Comb the records below for the string "required" and copy each line where it turns up.

══ Supplied material ══

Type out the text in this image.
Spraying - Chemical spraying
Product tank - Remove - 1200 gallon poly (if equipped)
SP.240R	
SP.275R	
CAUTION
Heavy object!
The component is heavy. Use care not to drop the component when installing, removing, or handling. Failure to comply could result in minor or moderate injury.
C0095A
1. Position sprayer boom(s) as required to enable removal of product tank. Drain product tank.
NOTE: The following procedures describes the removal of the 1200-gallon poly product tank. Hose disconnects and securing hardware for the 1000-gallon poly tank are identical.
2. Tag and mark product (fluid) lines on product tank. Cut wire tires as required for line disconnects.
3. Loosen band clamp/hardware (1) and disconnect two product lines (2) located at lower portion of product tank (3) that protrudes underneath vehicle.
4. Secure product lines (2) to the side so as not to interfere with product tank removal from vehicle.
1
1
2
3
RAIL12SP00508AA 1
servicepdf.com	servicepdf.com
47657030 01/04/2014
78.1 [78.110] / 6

═══

**Written reply:**
1. Position sprayer boom(s) as required to enable removal of product tank. Drain product tank.
2. Tag and mark product (fluid) lines on product tank. Cut wire tires as required for line disconnects.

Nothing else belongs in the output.